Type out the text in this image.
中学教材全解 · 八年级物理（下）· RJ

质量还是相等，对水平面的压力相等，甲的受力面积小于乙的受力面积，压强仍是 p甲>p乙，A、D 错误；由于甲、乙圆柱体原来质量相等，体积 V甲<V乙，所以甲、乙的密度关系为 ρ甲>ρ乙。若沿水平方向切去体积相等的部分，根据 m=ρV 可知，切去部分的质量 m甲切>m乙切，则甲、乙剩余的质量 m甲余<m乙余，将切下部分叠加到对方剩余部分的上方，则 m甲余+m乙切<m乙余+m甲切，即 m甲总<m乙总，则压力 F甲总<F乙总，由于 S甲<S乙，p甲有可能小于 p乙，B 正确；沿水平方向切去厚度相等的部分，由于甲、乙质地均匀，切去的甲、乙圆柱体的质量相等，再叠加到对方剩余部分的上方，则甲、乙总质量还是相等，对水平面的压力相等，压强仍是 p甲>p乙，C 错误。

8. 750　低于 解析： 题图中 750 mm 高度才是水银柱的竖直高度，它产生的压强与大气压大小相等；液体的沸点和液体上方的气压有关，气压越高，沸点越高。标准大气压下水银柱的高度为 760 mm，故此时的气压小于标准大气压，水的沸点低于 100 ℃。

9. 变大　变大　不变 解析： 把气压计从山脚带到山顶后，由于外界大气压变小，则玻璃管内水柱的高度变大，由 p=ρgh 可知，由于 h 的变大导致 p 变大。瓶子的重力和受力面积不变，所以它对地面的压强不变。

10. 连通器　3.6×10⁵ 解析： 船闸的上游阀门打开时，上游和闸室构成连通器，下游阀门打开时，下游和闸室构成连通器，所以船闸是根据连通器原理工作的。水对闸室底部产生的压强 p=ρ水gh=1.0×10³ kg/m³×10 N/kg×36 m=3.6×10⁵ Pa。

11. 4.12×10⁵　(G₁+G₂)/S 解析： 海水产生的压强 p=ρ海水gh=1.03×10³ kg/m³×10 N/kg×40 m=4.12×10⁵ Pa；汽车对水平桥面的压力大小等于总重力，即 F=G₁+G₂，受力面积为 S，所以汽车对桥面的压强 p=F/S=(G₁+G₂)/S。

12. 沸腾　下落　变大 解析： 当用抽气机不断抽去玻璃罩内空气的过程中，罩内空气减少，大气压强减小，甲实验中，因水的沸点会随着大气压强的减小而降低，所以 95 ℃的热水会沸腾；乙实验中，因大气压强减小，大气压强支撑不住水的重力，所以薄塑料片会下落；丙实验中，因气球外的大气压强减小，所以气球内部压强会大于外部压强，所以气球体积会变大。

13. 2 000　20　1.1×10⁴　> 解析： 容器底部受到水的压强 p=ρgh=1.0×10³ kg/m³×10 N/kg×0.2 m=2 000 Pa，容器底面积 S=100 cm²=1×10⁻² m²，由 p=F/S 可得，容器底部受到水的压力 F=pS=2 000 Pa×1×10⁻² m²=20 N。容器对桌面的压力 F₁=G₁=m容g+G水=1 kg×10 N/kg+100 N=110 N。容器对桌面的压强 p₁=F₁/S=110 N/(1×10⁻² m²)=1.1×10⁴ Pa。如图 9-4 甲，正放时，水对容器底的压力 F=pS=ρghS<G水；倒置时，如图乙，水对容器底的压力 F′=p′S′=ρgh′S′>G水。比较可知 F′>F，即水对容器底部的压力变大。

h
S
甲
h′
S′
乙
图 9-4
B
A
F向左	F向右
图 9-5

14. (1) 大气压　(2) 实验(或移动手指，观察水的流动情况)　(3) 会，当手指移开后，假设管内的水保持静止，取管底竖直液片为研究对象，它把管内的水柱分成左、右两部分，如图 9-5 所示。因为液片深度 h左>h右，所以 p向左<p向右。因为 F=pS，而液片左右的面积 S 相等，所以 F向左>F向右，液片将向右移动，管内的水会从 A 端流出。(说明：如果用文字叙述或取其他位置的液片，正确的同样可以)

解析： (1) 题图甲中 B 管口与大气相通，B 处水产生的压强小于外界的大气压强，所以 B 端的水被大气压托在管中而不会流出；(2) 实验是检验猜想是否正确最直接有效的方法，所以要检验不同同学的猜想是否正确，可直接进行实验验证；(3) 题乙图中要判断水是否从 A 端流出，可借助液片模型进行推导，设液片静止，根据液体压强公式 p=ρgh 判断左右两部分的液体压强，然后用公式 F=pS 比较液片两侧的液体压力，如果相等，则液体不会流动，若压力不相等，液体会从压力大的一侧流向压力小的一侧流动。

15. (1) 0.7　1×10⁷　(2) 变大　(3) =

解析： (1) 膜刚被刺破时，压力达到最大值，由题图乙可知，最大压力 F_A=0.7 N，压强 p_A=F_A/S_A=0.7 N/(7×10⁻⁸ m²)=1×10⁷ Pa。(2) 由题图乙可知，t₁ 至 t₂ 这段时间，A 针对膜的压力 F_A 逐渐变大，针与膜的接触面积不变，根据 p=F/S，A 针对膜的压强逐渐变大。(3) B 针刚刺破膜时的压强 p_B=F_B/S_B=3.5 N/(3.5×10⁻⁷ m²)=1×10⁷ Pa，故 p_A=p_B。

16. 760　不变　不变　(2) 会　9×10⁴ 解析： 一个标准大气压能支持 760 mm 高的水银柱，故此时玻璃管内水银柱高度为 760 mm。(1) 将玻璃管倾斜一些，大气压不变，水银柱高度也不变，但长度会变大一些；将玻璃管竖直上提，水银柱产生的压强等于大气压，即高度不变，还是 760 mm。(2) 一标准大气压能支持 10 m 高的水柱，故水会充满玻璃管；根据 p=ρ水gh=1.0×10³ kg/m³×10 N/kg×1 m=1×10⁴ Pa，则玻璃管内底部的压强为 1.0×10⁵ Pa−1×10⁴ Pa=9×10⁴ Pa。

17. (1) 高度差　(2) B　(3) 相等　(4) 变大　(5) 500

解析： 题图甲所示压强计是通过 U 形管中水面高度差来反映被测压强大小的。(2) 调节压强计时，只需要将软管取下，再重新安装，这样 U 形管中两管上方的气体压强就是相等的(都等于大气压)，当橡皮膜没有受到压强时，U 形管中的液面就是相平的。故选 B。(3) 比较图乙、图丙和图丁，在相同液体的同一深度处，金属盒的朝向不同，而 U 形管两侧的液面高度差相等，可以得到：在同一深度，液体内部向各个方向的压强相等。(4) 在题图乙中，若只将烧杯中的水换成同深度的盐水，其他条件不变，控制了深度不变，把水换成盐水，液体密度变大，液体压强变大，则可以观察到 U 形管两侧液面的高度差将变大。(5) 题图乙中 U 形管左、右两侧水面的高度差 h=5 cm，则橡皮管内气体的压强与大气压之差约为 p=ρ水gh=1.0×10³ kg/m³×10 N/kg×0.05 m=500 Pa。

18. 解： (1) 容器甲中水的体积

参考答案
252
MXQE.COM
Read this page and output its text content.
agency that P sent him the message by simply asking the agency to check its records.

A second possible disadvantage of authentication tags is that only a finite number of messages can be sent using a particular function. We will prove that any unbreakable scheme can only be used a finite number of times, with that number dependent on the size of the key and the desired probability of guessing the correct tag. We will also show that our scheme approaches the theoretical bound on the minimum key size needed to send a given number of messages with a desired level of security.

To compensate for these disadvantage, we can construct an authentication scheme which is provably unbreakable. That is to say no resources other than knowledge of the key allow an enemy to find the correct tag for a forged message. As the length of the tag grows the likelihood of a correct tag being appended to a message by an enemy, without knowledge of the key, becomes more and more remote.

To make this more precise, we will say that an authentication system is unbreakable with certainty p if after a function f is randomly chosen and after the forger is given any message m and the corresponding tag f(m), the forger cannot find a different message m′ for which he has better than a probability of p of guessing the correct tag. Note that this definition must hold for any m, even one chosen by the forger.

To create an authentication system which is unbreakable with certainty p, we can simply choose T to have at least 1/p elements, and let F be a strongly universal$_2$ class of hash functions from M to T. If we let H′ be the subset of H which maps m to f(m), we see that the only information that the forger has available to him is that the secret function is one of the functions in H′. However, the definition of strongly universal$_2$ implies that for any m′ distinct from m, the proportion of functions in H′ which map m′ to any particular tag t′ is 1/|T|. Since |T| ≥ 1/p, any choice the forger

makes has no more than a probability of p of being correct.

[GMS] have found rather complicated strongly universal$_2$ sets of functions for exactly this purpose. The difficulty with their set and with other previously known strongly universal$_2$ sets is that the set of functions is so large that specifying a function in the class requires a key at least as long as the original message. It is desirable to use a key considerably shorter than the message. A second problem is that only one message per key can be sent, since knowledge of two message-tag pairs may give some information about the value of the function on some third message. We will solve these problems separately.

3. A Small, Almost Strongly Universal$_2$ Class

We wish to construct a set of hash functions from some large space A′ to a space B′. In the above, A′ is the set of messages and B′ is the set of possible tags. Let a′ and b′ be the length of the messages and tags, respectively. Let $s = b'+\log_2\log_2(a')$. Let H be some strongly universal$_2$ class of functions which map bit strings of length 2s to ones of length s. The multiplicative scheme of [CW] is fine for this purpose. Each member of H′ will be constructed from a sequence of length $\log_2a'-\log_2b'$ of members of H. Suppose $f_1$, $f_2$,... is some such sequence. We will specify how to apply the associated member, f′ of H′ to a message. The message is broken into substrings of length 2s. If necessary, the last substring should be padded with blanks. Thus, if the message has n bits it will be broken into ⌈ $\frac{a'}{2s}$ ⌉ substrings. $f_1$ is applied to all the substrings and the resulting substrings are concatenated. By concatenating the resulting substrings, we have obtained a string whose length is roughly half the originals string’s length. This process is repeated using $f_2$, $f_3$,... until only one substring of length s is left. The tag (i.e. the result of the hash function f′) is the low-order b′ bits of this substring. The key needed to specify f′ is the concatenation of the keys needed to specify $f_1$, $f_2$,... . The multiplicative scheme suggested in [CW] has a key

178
##########
- _WHAT IS EXPECTED_
Using the records above, copy each line that contains "simply".

- _SOLUTION TO THE PROBLEM_
agency that P sent him the message by simply asking the agency to check its records.
To create an authentication system which is unbreakable with certainty p, we can simply choose T to have at least 1/p elements, and let F be a strongly universal$_2$ class of hash functions from M to T. If we let H′ be the subset of H which maps m to f(m), we see that the only information that the forger has available to him is that the secret function is one of the functions in H′. However, the definition of strongly universal$_2$ implies that for any m′ distinct from m, the proportion of functions in H′ which map m′ to any particular tag t′ is 1/|T|. Since |T| ≥ 1/p, any choice the forger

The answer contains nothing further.